[Start of Data shown]

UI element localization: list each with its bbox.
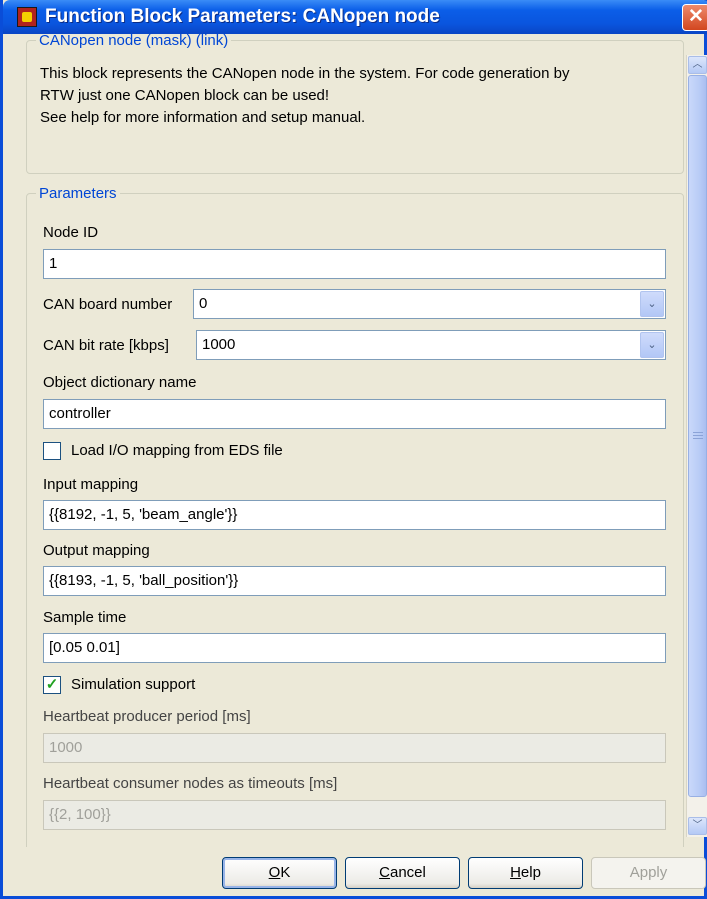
vertical-scrollbar[interactable]: ︿ ﹀ [686, 55, 707, 837]
output-mapping-field[interactable]: {{8193, -1, 5, 'ball_position'}} [43, 566, 666, 596]
heartbeat-producer-field: 1000 [43, 733, 666, 763]
cancel-mnemonic: C [379, 864, 390, 881]
heartbeat-producer-label: Heartbeat producer period [ms] [43, 708, 251, 725]
scrollbar-thumb[interactable] [688, 75, 707, 797]
can-bitrate-value: 1000 [202, 336, 236, 353]
heartbeat-consumer-label: Heartbeat consumer nodes as timeouts [ms… [43, 775, 338, 792]
description-legend: CANopen node (mask) (link) [36, 34, 232, 49]
input-mapping-label: Input mapping [43, 476, 139, 493]
simulation-support-checkbox[interactable]: ✓ [43, 676, 61, 694]
grip-icon [693, 432, 703, 439]
window-title: Function Block Parameters: CANopen node [45, 6, 440, 27]
description-group: CANopen node (mask) (link) This block re… [26, 34, 684, 174]
dialog-content: CANopen node (mask) (link) This block re… [6, 34, 685, 847]
apply-button: Apply [591, 857, 706, 889]
sample-time-field[interactable]: [0.05 0.01] [43, 633, 666, 663]
help-label-rest: elp [520, 864, 541, 881]
can-board-dropdown[interactable]: 0 ⌄ [193, 289, 666, 319]
ok-mnemonic: O [268, 864, 281, 881]
close-button[interactable]: ✕ [682, 4, 707, 31]
object-dictionary-label: Object dictionary name [43, 374, 197, 391]
object-dictionary-field[interactable]: controller [43, 399, 666, 429]
can-bitrate-dropdown[interactable]: 1000 ⌄ [196, 330, 666, 360]
can-bitrate-label: CAN bit rate [kbps] [43, 337, 169, 354]
description-text: This block represents the CANopen node i… [40, 63, 680, 129]
chevron-down-icon[interactable]: ⌄ [640, 332, 664, 358]
node-id-label: Node ID [43, 224, 99, 241]
chevron-down-icon[interactable]: ⌄ [640, 291, 664, 317]
cancel-label-rest: ancel [389, 864, 426, 881]
parameters-legend: Parameters [36, 185, 120, 202]
can-board-label: CAN board number [43, 296, 173, 313]
load-io-checkbox[interactable] [43, 442, 61, 460]
scroll-down-icon[interactable]: ﹀ [688, 817, 707, 835]
load-io-label: Load I/O mapping from EDS file [71, 442, 283, 459]
node-id-field[interactable]: 1 [43, 249, 666, 279]
dialog-window: Function Block Parameters: CANopen node … [0, 0, 707, 899]
help-button[interactable]: Help [468, 857, 583, 889]
ok-button[interactable]: OK [222, 857, 337, 889]
simulation-support-label: Simulation support [71, 676, 196, 693]
title-bar[interactable]: Function Block Parameters: CANopen node … [3, 0, 707, 34]
description-line: This block represents the CANopen node i… [40, 65, 570, 82]
description-line: See help for more information and setup … [40, 109, 366, 126]
close-icon: ✕ [688, 6, 704, 27]
description-line: RTW just one CANopen block can be used! [40, 87, 330, 104]
ok-label-rest: K [280, 864, 291, 881]
cancel-button[interactable]: Cancel [345, 857, 460, 889]
scroll-up-icon[interactable]: ︿ [688, 56, 707, 74]
help-mnemonic: H [510, 864, 521, 881]
output-mapping-label: Output mapping [43, 542, 150, 559]
input-mapping-field[interactable]: {{8192, -1, 5, 'beam_angle'}} [43, 500, 666, 530]
simulink-block-icon [17, 7, 37, 27]
can-board-value: 0 [199, 295, 208, 312]
heartbeat-consumer-field: {{2, 100}} [43, 800, 666, 830]
sample-time-label: Sample time [43, 609, 127, 626]
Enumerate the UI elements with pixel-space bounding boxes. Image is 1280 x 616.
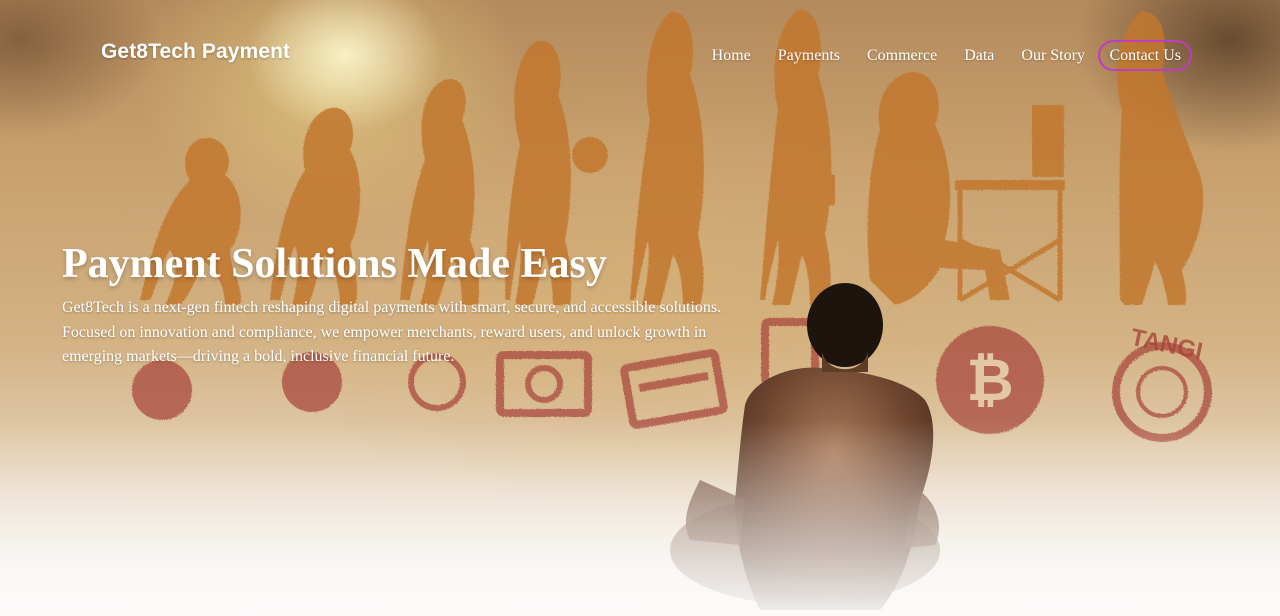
nav-our-story-link[interactable]: Our Story — [1008, 42, 1099, 70]
wall-text: TANGI — [1128, 324, 1205, 366]
nav-contact-us-button[interactable]: Contact Us — [1098, 40, 1192, 71]
hero-title: Payment Solutions Made Easy — [62, 241, 607, 287]
nav-commerce-link[interactable]: Commerce — [853, 42, 950, 70]
bitcoin-symbol-icon: ₿ — [966, 348, 1013, 413]
nav-home-link[interactable]: Home — [698, 42, 764, 70]
main-nav: Home Payments Commerce Data Our Story Co… — [698, 40, 1192, 71]
brand-logo[interactable]: Get8Tech Payment — [101, 40, 290, 64]
nav-payments-link[interactable]: Payments — [764, 42, 853, 70]
hero-description: Get8Tech is a next-gen fintech reshaping… — [62, 299, 722, 365]
nav-data-link[interactable]: Data — [951, 42, 1008, 70]
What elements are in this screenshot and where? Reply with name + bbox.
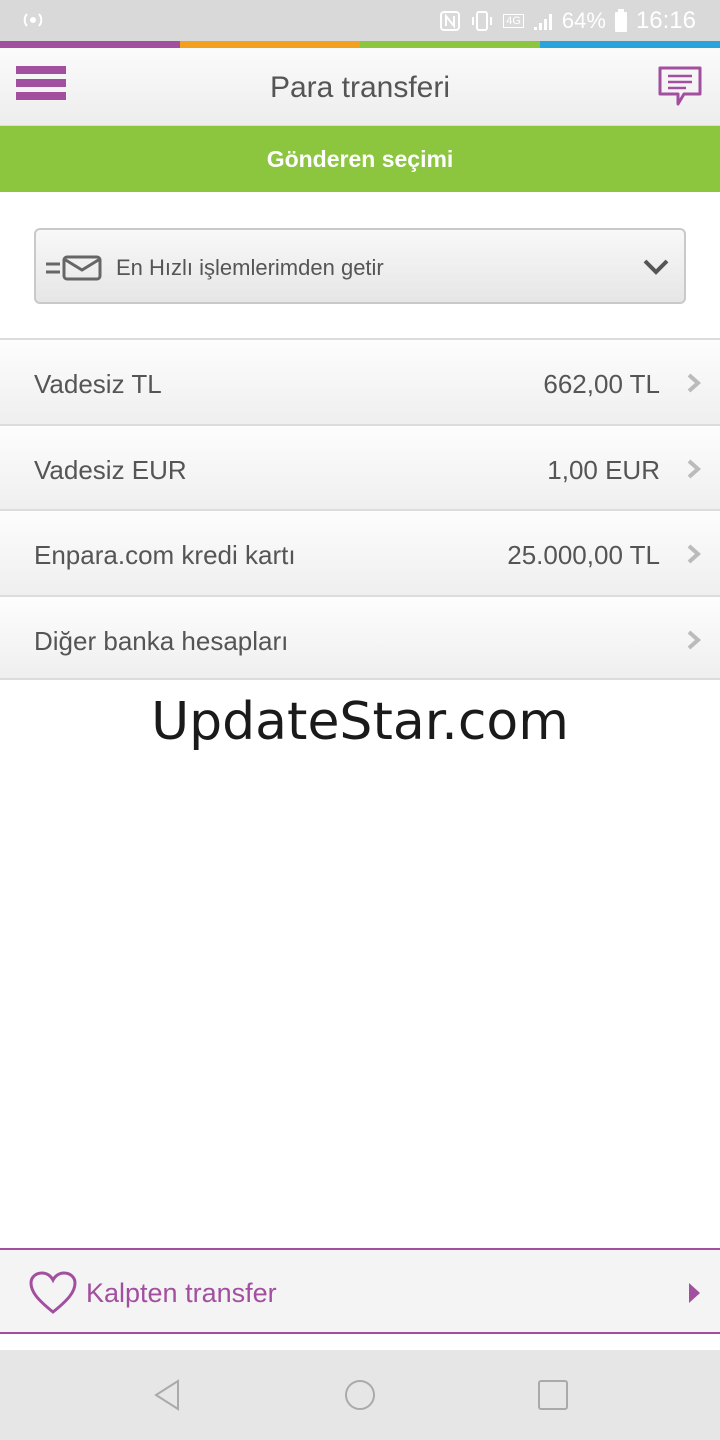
account-list: Vadesiz TL 662,00 TL Vadesiz EUR 1,00 EU… xyxy=(0,338,720,680)
nfc-icon xyxy=(440,10,461,31)
back-icon[interactable] xyxy=(150,1378,184,1412)
battery-icon xyxy=(614,8,627,32)
account-label: Vadesiz TL xyxy=(34,369,162,399)
account-label: Vadesiz EUR xyxy=(34,454,187,485)
account-balance: 662,00 TL xyxy=(543,369,660,399)
accent-blue xyxy=(540,41,720,48)
watermark: UpdateStar.com xyxy=(151,692,569,752)
battery-percentage: 64% xyxy=(561,7,606,33)
accent-green xyxy=(360,41,540,48)
accent-strip xyxy=(0,41,720,48)
account-item-vadesiz-eur[interactable]: Vadesiz EUR 1,00 EUR xyxy=(0,423,720,509)
quick-transactions-dropdown[interactable]: En Hızlı işlemlerimden getir xyxy=(34,228,686,304)
network-type-label: 4G xyxy=(503,13,524,28)
page-title: Para transferi xyxy=(269,71,451,104)
chevron-right-icon xyxy=(687,459,702,478)
fast-mail-icon xyxy=(46,255,102,281)
chevron-right-icon xyxy=(687,544,702,564)
chevron-down-icon xyxy=(643,259,669,275)
hamburger-menu-icon[interactable] xyxy=(16,66,66,108)
account-item-vadesiz-tl[interactable]: Vadesiz TL 662,00 TL xyxy=(0,338,720,424)
home-icon[interactable] xyxy=(343,1378,377,1412)
heart-icon xyxy=(29,1271,77,1314)
account-item-other-banks[interactable]: Diğer banka hesapları xyxy=(0,594,720,680)
account-label: Diğer banka hesapları xyxy=(34,625,289,656)
chevron-right-icon xyxy=(689,1283,700,1303)
account-balance: 25.000,00 TL xyxy=(507,540,660,570)
status-bar: 4G 64% 16:16 xyxy=(0,0,720,41)
accent-purple xyxy=(0,41,180,48)
account-item-credit-card[interactable]: Enpara.com kredi kartı 25.000,00 TL xyxy=(0,509,720,595)
app-header: Para transferi xyxy=(0,48,720,126)
dropdown-label: En Hızlı işlemlerimden getir xyxy=(116,255,384,280)
signal-strength-icon xyxy=(533,13,552,30)
chat-bubble-icon[interactable] xyxy=(656,64,704,110)
clock: 16:16 xyxy=(635,6,696,34)
kalpten-transfer-label: Kalpten transfer xyxy=(86,1278,277,1308)
chevron-right-icon xyxy=(687,373,702,393)
recent-apps-icon[interactable] xyxy=(536,1378,570,1412)
account-label: Enpara.com kredi kartı xyxy=(34,540,296,570)
section-title: Gönderen seçimi xyxy=(0,126,720,192)
status-icons: 4G 64% 16:16 xyxy=(439,0,696,41)
account-balance: 1,00 EUR xyxy=(547,454,660,485)
wireless-signal-icon xyxy=(23,13,43,27)
vibrate-icon xyxy=(472,10,493,31)
chevron-right-icon xyxy=(687,630,702,649)
accent-orange xyxy=(180,41,360,48)
kalpten-transfer-button[interactable]: Kalpten transfer xyxy=(0,1248,720,1334)
system-navigation-bar xyxy=(0,1350,720,1440)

[End of Data shown]

Rename every occurrence of "chevron-right-icon" in the listing above to "arrow-right-icon" and reproduce all of its lines with nothing else altered, omitting the pictures.

Written solution |
UI element localization: list each with its bbox.
vertical-scrollbar[interactable]: ︿ ﹀ [686, 55, 707, 837]
output-mapping-field[interactable]: {{8193, -1, 5, 'ball_position'}} [43, 566, 666, 596]
heartbeat-producer-field: 1000 [43, 733, 666, 763]
cancel-mnemonic: C [379, 864, 390, 881]
heartbeat-producer-label: Heartbeat producer period [ms] [43, 708, 251, 725]
scrollbar-thumb[interactable] [688, 75, 707, 797]
can-bitrate-value: 1000 [202, 336, 236, 353]
heartbeat-consumer-label: Heartbeat consumer nodes as timeouts [ms… [43, 775, 338, 792]
description-legend: CANopen node (mask) (link) [36, 34, 232, 49]
input-mapping-label: Input mapping [43, 476, 139, 493]
simulation-support-checkbox[interactable]: ✓ [43, 676, 61, 694]
grip-icon [693, 432, 703, 439]
window-title: Function Block Parameters: CANopen node [45, 6, 440, 27]
description-group: CANopen node (mask) (link) This block re… [26, 34, 684, 174]
dialog-content: CANopen node (mask) (link) This block re… [6, 34, 685, 847]
apply-button: Apply [591, 857, 706, 889]
sample-time-field[interactable]: [0.05 0.01] [43, 633, 666, 663]
help-label-rest: elp [520, 864, 541, 881]
can-board-dropdown[interactable]: 0 ⌄ [193, 289, 666, 319]
ok-mnemonic: O [268, 864, 281, 881]
close-button[interactable]: ✕ [682, 4, 707, 31]
object-dictionary-label: Object dictionary name [43, 374, 197, 391]
object-dictionary-field[interactable]: controller [43, 399, 666, 429]
can-bitrate-dropdown[interactable]: 1000 ⌄ [196, 330, 666, 360]
can-bitrate-label: CAN bit rate [kbps] [43, 337, 169, 354]
description-text: This block represents the CANopen node i… [40, 63, 680, 129]
chevron-down-icon[interactable]: ⌄ [640, 332, 664, 358]
node-id-label: Node ID [43, 224, 99, 241]
chevron-down-icon[interactable]: ⌄ [640, 291, 664, 317]
cancel-label-rest: ancel [389, 864, 426, 881]
parameters-legend: Parameters [36, 185, 120, 202]
can-board-label: CAN board number [43, 296, 173, 313]
load-io-checkbox[interactable] [43, 442, 61, 460]
scroll-down-icon[interactable]: ﹀ [688, 817, 707, 835]
load-io-label: Load I/O mapping from EDS file [71, 442, 283, 459]
node-id-field[interactable]: 1 [43, 249, 666, 279]
dialog-window: Function Block Parameters: CANopen node … [0, 0, 707, 899]
help-button[interactable]: Help [468, 857, 583, 889]
ok-button[interactable]: OK [222, 857, 337, 889]
simulation-support-label: Simulation support [71, 676, 196, 693]
title-bar[interactable]: Function Block Parameters: CANopen node … [3, 0, 707, 34]
description-line: This block represents the CANopen node i… [40, 65, 570, 82]
description-line: See help for more information and setup … [40, 109, 366, 126]
close-icon: ✕ [688, 6, 704, 27]
description-line: RTW just one CANopen block can be used! [40, 87, 330, 104]
ok-label-rest: K [280, 864, 291, 881]
cancel-button[interactable]: Cancel [345, 857, 460, 889]
scroll-up-icon[interactable]: ︿ [688, 56, 707, 74]
help-mnemonic: H [510, 864, 521, 881]
output-mapping-label: Output mapping [43, 542, 150, 559]
input-mapping-field[interactable]: {{8192, -1, 5, 'beam_angle'}} [43, 500, 666, 530]
simulink-block-icon [17, 7, 37, 27]
can-board-value: 0 [199, 295, 208, 312]
heartbeat-consumer-field: {{2, 100}} [43, 800, 666, 830]
sample-time-label: Sample time [43, 609, 127, 626]
Enumerate the UI elements with pixel-space bounding boxes. Image is 1280 x 616.
nav-our-story-link[interactable]: Our Story — [1008, 42, 1099, 70]
wall-text: TANGI — [1128, 324, 1205, 366]
nav-contact-us-button[interactable]: Contact Us — [1098, 40, 1192, 71]
hero-title: Payment Solutions Made Easy — [62, 241, 607, 287]
nav-commerce-link[interactable]: Commerce — [853, 42, 950, 70]
bitcoin-symbol-icon: ₿ — [966, 348, 1013, 413]
nav-home-link[interactable]: Home — [698, 42, 764, 70]
main-nav: Home Payments Commerce Data Our Story Co… — [698, 40, 1192, 71]
brand-logo[interactable]: Get8Tech Payment — [101, 40, 290, 64]
nav-payments-link[interactable]: Payments — [764, 42, 853, 70]
hero-description: Get8Tech is a next-gen fintech reshaping… — [62, 299, 722, 365]
nav-data-link[interactable]: Data — [951, 42, 1008, 70]
What elements are in this screenshot and where? Reply with name + bbox.
account-list: Vadesiz TL 662,00 TL Vadesiz EUR 1,00 EU… xyxy=(0,338,720,680)
nfc-icon xyxy=(440,10,461,31)
back-icon[interactable] xyxy=(150,1378,184,1412)
battery-icon xyxy=(614,8,627,32)
account-label: Vadesiz TL xyxy=(34,369,162,399)
account-label: Vadesiz EUR xyxy=(34,454,187,485)
account-balance: 662,00 TL xyxy=(543,369,660,399)
accent-blue xyxy=(540,41,720,48)
watermark: UpdateStar.com xyxy=(151,692,569,752)
battery-percentage: 64% xyxy=(561,7,606,33)
accent-green xyxy=(360,41,540,48)
accent-strip xyxy=(0,41,720,48)
account-item-vadesiz-eur[interactable]: Vadesiz EUR 1,00 EUR xyxy=(0,423,720,509)
quick-transactions-dropdown[interactable]: En Hızlı işlemlerimden getir xyxy=(34,228,686,304)
network-type-label: 4G xyxy=(503,13,524,28)
page-title: Para transferi xyxy=(269,71,451,104)
arrow-right-icon xyxy=(687,459,702,478)
fast-mail-icon xyxy=(46,255,102,281)
arrow-right-icon xyxy=(687,544,702,564)
chevron-down-icon xyxy=(643,259,669,275)
hamburger-menu-icon[interactable] xyxy=(16,66,66,108)
account-item-vadesiz-tl[interactable]: Vadesiz TL 662,00 TL xyxy=(0,338,720,424)
home-icon[interactable] xyxy=(343,1378,377,1412)
heart-icon xyxy=(29,1271,77,1314)
account-item-other-banks[interactable]: Diğer banka hesapları xyxy=(0,594,720,680)
account-label: Diğer banka hesapları xyxy=(34,625,289,656)
arrow-right-icon xyxy=(689,1283,700,1303)
account-balance: 25.000,00 TL xyxy=(507,540,660,570)
status-bar: 4G 64% 16:16 xyxy=(0,0,720,41)
accent-purple xyxy=(0,41,180,48)
account-item-credit-card[interactable]: Enpara.com kredi kartı 25.000,00 TL xyxy=(0,509,720,595)
app-header: Para transferi xyxy=(0,48,720,126)
dropdown-label: En Hızlı işlemlerimden getir xyxy=(116,255,384,280)
signal-strength-icon xyxy=(533,13,552,30)
chat-bubble-icon[interactable] xyxy=(656,64,704,110)
clock: 16:16 xyxy=(635,6,696,34)
kalpten-transfer-label: Kalpten transfer xyxy=(86,1278,277,1308)
arrow-right-icon xyxy=(687,373,702,393)
recent-apps-icon[interactable] xyxy=(536,1378,570,1412)
account-label: Enpara.com kredi kartı xyxy=(34,540,296,570)
section-title: Gönderen seçimi xyxy=(0,126,720,192)
status-icons: 4G 64% 16:16 xyxy=(439,0,696,41)
account-balance: 1,00 EUR xyxy=(547,454,660,485)
wireless-signal-icon xyxy=(23,13,43,27)
vibrate-icon xyxy=(472,10,493,31)
arrow-right-icon xyxy=(687,630,702,649)
accent-orange xyxy=(180,41,360,48)
kalpten-transfer-button[interactable]: Kalpten transfer xyxy=(0,1248,720,1334)
system-navigation-bar xyxy=(0,1350,720,1440)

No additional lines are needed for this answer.